Exercise input —
=-=-=-=-=

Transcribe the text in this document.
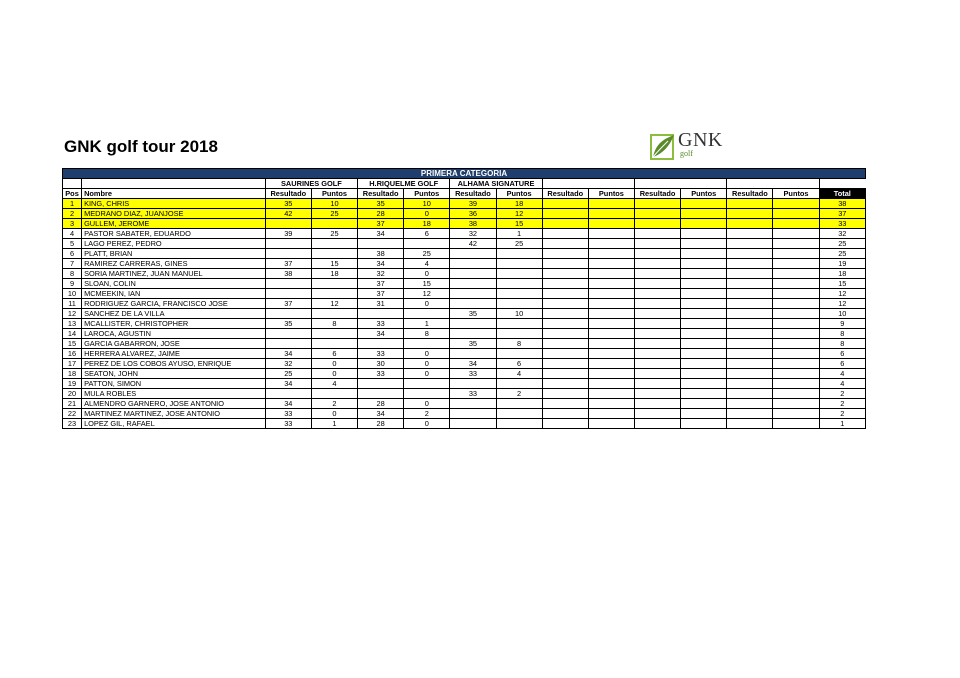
GNK golf tour 2018	GNK
golf
PRIMERA CATEGORIA														
		SAURINES GOLF		H.RIQUELME GOLF		ALHAMA SIGNATURE								
Pos	Nombre	Resultado	Puntos	Resultado	Puntos	Resultado	Puntos	Resultado	Puntos	Resultado	Puntos	Resultado	Puntos	Total
1	KING, CHRIS	35	10	35	10	39	18							38
2	MEDRANO DIAZ, JUANJOSE	42	25	28	0	36	12							37
3	GULLEM, JEROME			37	18	38	15							33
4	PASTOR SABATER, EDUARDO	39	25	34	6	32	1							32
5	LAGO PEREZ, PEDRO					42	25							25
6	PLATT, BRIAN			38	25									25
7	RAMIREZ CARRERAS, GINES	37	15	34	4									19
8	SORIA MARTINEZ, JUAN MANUEL	38	18	32	0									18
9	SLOAN, COLIN			37	15									15
10	MCMEEKIN, IAN			37	12									12
11	RODRIGUEZ GARCIA, FRANCISCO JOSE	37	12	31	0									12
12	SANCHEZ DE LA VILLA					35	10							10
13	MCALLISTER, CHRISTOPHER	35	8	33	1									9
14	LAROCA, AGUSTIN			34	8									8
15	GARCIA GABARRON, JOSE					35	8							8
16	HERRERA ALVAREZ, JAIME	34	6	33	0									6
17	PEREZ DE LOS COBOS AYUSO, ENRIQUE	32	0	30	0	34	6							6
18	SEATON, JOHN	25	0	33	0	33	4							4
19	PATTON, SIMON	34	4											4
20	MULA ROBLES					33	2							2
21	ALMENDRO GARNERO, JOSE ANTONIO	34	2	28	0									2
22	MARTINEZ MARTINEZ, JOSE ANTONIO	33	0	34	2									2
23	LOPEZ GIL, RAFAEL	33	1	28	0									1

=-=-=-=-=

Requirement — Wherever the string "MARTINEZ" appears in the entries above, list that line.

The answer —
8	SORIA MARTINEZ, JUAN MANUEL	38	18	32	0									18
22	MARTINEZ MARTINEZ, JOSE ANTONIO	33	0	34	2									2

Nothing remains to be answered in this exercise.